— begin DATA FOR THE TASK —
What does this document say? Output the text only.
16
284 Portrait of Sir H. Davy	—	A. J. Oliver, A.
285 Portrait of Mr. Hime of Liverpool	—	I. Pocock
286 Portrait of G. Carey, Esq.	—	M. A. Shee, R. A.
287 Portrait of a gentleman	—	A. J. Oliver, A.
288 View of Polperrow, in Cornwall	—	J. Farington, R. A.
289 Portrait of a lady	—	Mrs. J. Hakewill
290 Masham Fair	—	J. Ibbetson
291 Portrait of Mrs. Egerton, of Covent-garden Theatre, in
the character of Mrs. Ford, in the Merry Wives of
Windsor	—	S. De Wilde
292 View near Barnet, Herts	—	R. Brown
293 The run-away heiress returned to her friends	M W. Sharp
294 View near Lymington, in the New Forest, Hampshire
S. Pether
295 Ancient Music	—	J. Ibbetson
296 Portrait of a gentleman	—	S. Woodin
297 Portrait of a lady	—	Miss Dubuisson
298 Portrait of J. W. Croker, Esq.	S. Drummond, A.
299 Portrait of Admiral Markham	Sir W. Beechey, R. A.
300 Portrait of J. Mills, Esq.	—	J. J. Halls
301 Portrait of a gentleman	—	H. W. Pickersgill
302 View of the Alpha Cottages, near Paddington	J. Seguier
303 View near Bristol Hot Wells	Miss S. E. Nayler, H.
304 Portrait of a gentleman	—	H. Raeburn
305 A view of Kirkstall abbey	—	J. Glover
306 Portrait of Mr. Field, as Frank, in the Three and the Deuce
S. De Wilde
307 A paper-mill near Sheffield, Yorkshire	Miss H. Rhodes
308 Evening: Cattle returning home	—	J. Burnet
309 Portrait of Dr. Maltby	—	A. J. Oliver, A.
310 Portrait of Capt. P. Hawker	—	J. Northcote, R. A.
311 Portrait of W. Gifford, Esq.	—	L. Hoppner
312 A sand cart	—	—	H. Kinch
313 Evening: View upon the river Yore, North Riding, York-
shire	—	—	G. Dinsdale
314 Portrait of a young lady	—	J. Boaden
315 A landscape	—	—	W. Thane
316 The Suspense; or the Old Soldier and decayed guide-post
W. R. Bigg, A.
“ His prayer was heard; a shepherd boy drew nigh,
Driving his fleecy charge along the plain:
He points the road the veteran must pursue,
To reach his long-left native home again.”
— end DATA FOR THE TASK —
▶ **AIM OF THE TASK**: Each line holding "Ibbetson" must be found and copied.

▶ **FINISHED TASK**:
290 Masham Fair	—	J. Ibbetson
295 Ancient Music	—	J. Ibbetson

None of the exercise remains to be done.